START Provided material
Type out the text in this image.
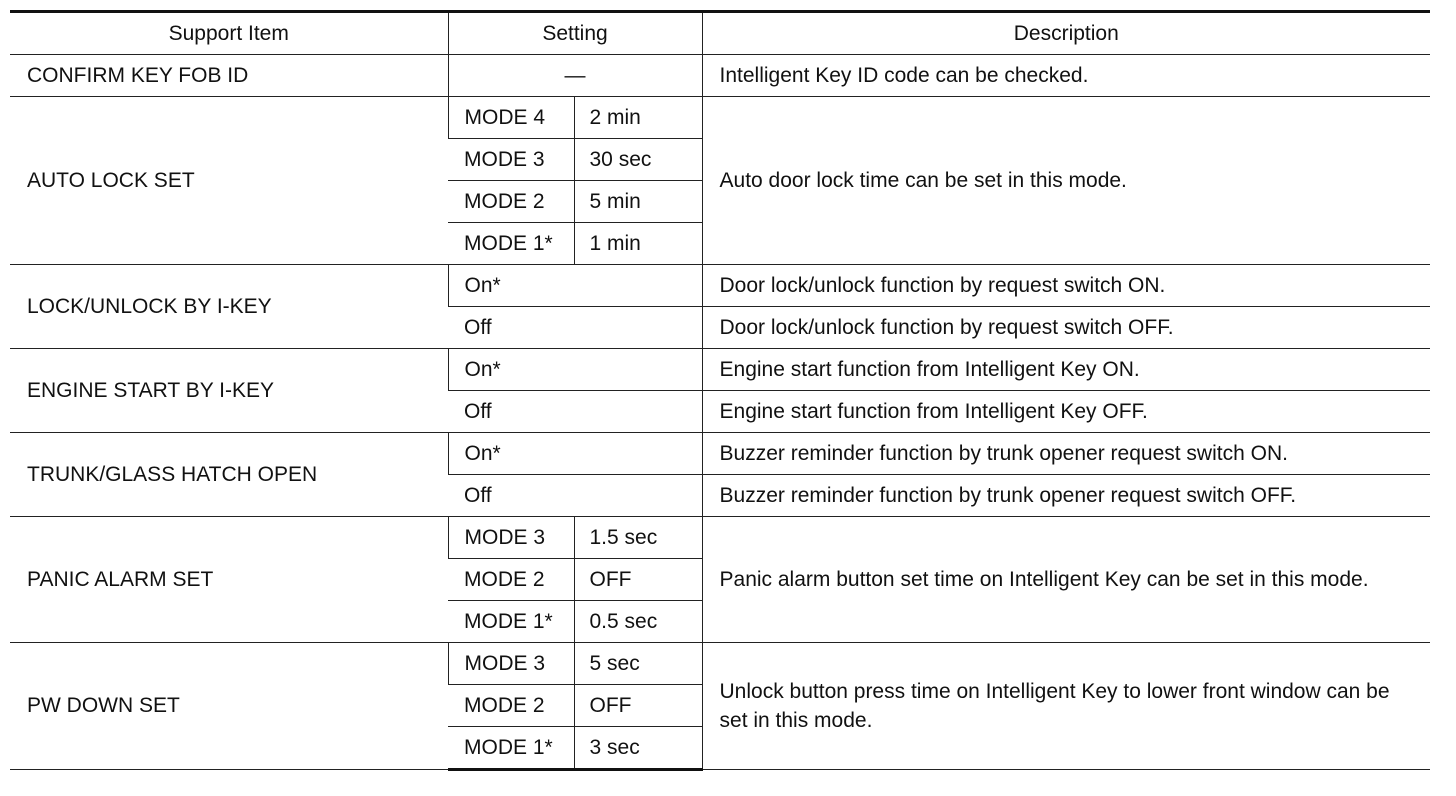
Support Item	Setting		Description
CONFIRM KEY FOB ID	—		Intelligent Key ID code can be checked.
AUTO LOCK SET	MODE 4	2 min	Auto door lock time can be set in this mode.
	MODE 3	30 sec	
	MODE 2	5 min	
	MODE 1*	1 min	
LOCK/UNLOCK BY I-KEY	On*		Door lock/unlock function by request switch ON.
	Off		Door lock/unlock function by request switch OFF.
ENGINE START BY I-KEY	On*		Engine start function from Intelligent Key ON.
	Off		Engine start function from Intelligent Key OFF.
TRUNK/GLASS HATCH OPEN	On*		Buzzer reminder function by trunk opener request switch ON.
	Off		Buzzer reminder function by trunk opener request switch OFF.
PANIC ALARM SET	MODE 3	1.5 sec	Panic alarm button set time on Intelligent Key can be set in this mode.
	MODE 2	OFF	
	MODE 1*	0.5 sec	
PW DOWN SET	MODE 3	5 sec	Unlock button press time on Intelligent Key to lower front window can be set in this mode.
	MODE 2	OFF	
	MODE 1*	3 sec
END Provided material
Write out each line again precisely as it appears, skipping every picture.

Type out the text in this image.
Support Item	Setting		Description
CONFIRM KEY FOB ID	—		Intelligent Key ID code can be checked.
AUTO LOCK SET	MODE 4	2 min	Auto door lock time can be set in this mode.
	MODE 3	30 sec	
	MODE 2	5 min	
	MODE 1*	1 min	
LOCK/UNLOCK BY I-KEY	On*		Door lock/unlock function by request switch ON.
	Off		Door lock/unlock function by request switch OFF.
ENGINE START BY I-KEY	On*		Engine start function from Intelligent Key ON.
	Off		Engine start function from Intelligent Key OFF.
TRUNK/GLASS HATCH OPEN	On*		Buzzer reminder function by trunk opener request switch ON.
	Off		Buzzer reminder function by trunk opener request switch OFF.
PANIC ALARM SET	MODE 3	1.5 sec	Panic alarm button set time on Intelligent Key can be set in this mode.
	MODE 2	OFF	
	MODE 1*	0.5 sec	
PW DOWN SET	MODE 3	5 sec	Unlock button press time on Intelligent Key to lower front window can be set in this mode.
	MODE 2	OFF	
	MODE 1*	3 sec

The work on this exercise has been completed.